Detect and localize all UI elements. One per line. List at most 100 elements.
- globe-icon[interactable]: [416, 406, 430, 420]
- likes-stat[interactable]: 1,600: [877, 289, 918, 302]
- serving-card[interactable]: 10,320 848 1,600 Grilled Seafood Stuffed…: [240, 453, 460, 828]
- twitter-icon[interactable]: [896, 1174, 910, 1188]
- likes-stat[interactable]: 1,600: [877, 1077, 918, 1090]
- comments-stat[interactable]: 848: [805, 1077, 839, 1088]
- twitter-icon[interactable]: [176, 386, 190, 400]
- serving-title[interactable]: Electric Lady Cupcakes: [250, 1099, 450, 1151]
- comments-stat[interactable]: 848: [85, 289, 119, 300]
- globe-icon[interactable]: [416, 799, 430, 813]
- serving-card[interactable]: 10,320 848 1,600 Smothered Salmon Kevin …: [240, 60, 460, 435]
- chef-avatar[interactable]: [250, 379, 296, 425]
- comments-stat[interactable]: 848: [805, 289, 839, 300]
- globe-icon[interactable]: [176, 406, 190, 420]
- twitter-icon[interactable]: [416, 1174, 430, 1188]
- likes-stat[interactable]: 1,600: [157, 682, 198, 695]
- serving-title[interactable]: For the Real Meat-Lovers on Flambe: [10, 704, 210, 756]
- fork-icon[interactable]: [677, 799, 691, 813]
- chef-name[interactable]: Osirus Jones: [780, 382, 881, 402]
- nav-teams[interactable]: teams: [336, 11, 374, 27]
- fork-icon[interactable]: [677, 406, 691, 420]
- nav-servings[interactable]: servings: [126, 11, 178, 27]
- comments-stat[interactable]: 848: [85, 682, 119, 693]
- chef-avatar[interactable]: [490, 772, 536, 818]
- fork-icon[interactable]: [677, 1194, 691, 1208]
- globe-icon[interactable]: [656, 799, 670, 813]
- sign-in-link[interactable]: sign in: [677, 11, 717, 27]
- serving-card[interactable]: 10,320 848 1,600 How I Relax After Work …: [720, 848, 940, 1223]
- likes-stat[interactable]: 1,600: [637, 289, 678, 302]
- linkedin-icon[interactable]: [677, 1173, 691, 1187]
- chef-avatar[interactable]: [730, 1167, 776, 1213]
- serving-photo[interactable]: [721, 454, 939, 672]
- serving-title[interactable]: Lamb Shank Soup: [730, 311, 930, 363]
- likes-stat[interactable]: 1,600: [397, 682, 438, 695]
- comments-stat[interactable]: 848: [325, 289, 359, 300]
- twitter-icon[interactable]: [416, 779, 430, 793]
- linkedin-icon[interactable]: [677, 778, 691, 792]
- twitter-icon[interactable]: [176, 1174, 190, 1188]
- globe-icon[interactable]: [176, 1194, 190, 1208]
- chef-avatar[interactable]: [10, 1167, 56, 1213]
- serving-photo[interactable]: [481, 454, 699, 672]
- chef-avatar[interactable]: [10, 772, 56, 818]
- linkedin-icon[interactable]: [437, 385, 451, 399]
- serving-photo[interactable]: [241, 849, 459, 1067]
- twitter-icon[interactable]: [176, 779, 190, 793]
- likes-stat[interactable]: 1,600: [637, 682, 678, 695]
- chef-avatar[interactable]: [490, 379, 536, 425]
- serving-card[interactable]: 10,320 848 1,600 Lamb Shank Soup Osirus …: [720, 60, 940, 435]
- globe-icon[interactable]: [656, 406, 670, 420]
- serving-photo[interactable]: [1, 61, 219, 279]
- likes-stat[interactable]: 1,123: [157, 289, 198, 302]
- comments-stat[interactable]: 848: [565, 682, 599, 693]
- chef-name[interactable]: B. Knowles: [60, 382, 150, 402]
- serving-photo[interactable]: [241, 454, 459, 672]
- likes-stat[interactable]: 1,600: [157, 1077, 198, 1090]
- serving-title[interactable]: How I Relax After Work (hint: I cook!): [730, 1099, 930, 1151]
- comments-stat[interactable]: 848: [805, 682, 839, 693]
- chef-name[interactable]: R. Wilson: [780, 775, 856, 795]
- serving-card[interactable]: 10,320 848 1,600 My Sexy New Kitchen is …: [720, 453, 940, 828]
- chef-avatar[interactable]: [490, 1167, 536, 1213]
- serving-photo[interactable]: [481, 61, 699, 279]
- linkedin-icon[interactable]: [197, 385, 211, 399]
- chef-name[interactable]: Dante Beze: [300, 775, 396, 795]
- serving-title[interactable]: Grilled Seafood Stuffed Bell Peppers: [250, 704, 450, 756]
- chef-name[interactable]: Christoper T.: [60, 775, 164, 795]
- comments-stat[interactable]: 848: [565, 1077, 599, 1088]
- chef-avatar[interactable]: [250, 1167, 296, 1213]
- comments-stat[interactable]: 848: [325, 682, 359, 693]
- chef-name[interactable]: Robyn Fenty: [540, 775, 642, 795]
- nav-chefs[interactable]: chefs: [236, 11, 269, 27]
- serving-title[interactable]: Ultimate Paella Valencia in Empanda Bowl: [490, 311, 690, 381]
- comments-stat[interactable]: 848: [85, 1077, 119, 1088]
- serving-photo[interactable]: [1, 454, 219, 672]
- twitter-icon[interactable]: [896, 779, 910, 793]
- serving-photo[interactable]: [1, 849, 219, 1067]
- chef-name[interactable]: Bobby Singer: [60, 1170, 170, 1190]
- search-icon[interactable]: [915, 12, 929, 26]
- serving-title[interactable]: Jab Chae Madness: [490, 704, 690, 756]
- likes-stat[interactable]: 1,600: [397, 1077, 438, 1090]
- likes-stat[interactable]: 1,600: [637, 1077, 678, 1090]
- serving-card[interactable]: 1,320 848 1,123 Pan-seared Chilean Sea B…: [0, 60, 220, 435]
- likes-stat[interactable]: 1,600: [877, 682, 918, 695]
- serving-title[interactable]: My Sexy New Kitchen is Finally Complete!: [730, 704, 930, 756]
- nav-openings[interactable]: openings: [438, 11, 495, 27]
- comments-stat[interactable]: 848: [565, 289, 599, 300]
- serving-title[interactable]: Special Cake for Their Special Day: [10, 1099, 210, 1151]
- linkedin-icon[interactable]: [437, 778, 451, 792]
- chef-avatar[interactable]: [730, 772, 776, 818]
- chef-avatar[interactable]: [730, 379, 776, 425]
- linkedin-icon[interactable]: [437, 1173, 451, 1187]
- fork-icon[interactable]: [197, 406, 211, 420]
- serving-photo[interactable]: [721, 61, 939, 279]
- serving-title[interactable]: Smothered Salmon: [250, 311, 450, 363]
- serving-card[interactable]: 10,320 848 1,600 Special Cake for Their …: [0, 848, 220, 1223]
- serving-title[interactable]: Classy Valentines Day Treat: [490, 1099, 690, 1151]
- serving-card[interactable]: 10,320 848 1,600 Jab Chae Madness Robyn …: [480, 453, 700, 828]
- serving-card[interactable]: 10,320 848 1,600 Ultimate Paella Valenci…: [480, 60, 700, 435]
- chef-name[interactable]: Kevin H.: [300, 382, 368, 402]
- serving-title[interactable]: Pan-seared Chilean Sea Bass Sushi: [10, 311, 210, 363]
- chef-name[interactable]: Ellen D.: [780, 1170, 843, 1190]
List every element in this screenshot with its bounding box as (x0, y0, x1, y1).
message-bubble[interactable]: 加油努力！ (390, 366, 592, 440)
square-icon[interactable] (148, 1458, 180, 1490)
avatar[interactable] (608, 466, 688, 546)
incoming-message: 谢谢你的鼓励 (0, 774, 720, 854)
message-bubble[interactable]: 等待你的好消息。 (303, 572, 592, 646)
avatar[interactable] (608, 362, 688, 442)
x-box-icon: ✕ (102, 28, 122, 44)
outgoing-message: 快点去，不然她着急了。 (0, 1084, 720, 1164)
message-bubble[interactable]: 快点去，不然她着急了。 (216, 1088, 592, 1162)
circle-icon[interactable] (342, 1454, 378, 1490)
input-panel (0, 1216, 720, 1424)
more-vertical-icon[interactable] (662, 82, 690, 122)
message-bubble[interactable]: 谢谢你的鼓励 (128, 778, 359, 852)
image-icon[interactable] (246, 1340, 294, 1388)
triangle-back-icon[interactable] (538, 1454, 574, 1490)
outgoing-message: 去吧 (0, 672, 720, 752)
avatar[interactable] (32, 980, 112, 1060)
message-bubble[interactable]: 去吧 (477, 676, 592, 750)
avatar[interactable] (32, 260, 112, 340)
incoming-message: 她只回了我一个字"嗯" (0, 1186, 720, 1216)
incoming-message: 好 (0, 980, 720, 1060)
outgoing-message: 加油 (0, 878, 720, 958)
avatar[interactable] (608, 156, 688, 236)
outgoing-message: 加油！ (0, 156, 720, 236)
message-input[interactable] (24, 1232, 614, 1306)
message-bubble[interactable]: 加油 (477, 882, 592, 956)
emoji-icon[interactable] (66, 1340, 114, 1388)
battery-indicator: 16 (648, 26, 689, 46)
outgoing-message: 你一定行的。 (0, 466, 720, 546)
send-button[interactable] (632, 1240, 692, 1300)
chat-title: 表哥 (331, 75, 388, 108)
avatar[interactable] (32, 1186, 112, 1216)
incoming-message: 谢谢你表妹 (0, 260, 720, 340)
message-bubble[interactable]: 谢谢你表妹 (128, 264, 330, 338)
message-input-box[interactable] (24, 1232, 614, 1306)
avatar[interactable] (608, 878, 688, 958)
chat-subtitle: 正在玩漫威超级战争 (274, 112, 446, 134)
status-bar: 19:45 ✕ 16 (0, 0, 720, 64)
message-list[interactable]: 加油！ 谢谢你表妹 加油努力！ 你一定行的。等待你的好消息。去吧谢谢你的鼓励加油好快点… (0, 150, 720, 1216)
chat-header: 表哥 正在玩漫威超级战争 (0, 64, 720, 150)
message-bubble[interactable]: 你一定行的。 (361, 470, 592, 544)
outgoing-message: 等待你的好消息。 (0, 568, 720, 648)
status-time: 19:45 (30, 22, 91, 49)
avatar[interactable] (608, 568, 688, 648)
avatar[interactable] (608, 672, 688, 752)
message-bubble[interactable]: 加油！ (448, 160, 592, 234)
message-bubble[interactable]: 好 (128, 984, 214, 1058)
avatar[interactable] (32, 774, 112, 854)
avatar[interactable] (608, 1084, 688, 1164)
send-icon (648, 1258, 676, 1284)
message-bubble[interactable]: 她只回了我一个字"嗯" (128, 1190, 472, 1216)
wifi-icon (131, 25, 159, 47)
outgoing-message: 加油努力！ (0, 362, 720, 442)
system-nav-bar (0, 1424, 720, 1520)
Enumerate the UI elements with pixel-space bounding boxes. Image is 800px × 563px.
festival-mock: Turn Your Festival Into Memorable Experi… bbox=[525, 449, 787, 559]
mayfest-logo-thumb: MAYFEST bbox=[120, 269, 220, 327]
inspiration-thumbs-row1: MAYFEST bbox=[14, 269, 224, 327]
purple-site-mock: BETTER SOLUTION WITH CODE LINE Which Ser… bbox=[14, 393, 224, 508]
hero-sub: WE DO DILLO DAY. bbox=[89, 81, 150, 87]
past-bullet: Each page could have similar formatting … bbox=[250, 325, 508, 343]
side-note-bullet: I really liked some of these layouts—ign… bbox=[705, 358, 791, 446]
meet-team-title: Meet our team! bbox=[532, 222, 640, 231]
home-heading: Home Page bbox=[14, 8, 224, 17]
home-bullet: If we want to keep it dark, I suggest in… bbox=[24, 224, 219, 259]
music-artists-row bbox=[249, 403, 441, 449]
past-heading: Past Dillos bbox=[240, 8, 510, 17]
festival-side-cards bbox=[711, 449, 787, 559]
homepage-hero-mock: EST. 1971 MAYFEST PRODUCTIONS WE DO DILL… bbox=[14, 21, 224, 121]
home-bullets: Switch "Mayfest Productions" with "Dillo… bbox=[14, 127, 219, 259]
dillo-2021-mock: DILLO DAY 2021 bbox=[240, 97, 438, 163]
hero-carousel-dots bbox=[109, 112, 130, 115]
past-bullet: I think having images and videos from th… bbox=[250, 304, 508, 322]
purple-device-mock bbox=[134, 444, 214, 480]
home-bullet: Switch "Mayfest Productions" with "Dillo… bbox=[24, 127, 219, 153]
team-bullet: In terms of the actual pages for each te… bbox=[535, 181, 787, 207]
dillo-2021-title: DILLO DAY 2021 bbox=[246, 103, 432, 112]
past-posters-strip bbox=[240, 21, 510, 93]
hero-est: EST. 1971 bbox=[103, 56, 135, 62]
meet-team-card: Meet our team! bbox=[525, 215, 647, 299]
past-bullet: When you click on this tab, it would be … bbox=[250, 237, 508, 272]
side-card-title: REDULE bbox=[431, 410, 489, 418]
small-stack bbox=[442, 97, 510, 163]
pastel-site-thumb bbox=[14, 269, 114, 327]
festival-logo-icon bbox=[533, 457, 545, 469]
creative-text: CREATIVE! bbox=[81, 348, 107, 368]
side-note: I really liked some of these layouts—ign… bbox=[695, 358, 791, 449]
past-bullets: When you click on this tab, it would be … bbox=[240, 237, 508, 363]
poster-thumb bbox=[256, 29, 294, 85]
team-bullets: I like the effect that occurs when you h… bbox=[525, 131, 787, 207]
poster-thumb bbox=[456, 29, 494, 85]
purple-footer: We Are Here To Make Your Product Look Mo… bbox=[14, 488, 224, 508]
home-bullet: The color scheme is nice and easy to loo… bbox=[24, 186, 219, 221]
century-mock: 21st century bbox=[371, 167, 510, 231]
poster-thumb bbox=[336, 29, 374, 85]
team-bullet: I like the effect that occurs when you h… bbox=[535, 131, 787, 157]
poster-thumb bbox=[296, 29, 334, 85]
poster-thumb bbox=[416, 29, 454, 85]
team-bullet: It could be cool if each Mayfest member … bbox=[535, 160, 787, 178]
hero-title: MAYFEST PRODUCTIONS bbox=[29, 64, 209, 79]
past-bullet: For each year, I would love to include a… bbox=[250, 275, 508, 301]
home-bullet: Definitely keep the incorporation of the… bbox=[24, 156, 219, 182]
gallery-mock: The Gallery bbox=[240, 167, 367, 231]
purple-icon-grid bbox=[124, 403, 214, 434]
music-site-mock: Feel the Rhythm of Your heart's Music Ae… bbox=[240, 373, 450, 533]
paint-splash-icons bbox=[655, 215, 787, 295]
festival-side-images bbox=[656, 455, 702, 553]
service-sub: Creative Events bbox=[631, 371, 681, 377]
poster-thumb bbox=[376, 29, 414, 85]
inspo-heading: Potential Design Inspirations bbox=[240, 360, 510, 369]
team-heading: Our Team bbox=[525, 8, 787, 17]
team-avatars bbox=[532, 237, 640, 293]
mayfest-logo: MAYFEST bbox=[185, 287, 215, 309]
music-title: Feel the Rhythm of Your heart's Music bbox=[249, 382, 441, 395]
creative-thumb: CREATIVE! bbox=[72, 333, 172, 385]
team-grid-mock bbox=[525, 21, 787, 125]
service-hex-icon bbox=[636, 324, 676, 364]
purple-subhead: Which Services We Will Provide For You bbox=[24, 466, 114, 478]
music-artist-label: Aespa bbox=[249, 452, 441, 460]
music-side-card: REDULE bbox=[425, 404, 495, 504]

- YOUR OBJECTIVE -
Reproduce the items starting with the first line of the records and going on through the line with "- serving-title[interactable]: For", substituting "like-count" for every "likes-stat" and leaving everything else unchanged.

- EXERCISE OUTPUT -
Detect and localize all UI elements. One per line. List at most 100 elements.
- globe-icon[interactable]: [416, 406, 430, 420]
- like-count[interactable]: 1,600: [877, 289, 918, 302]
- serving-card[interactable]: 10,320 848 1,600 Grilled Seafood Stuffed…: [240, 453, 460, 828]
- twitter-icon[interactable]: [896, 1174, 910, 1188]
- like-count[interactable]: 1,600: [877, 1077, 918, 1090]
- comments-stat[interactable]: 848: [805, 1077, 839, 1088]
- twitter-icon[interactable]: [176, 386, 190, 400]
- serving-title[interactable]: Electric Lady Cupcakes: [250, 1099, 450, 1151]
- comments-stat[interactable]: 848: [85, 289, 119, 300]
- globe-icon[interactable]: [416, 799, 430, 813]
- serving-card[interactable]: 10,320 848 1,600 Smothered Salmon Kevin …: [240, 60, 460, 435]
- chef-avatar[interactable]: [250, 379, 296, 425]
- comments-stat[interactable]: 848: [805, 289, 839, 300]
- globe-icon[interactable]: [176, 406, 190, 420]
- twitter-icon[interactable]: [416, 1174, 430, 1188]
- like-count[interactable]: 1,600: [157, 682, 198, 695]
- serving-title[interactable]: For the Real Meat-Lovers on Flambe: [10, 704, 210, 756]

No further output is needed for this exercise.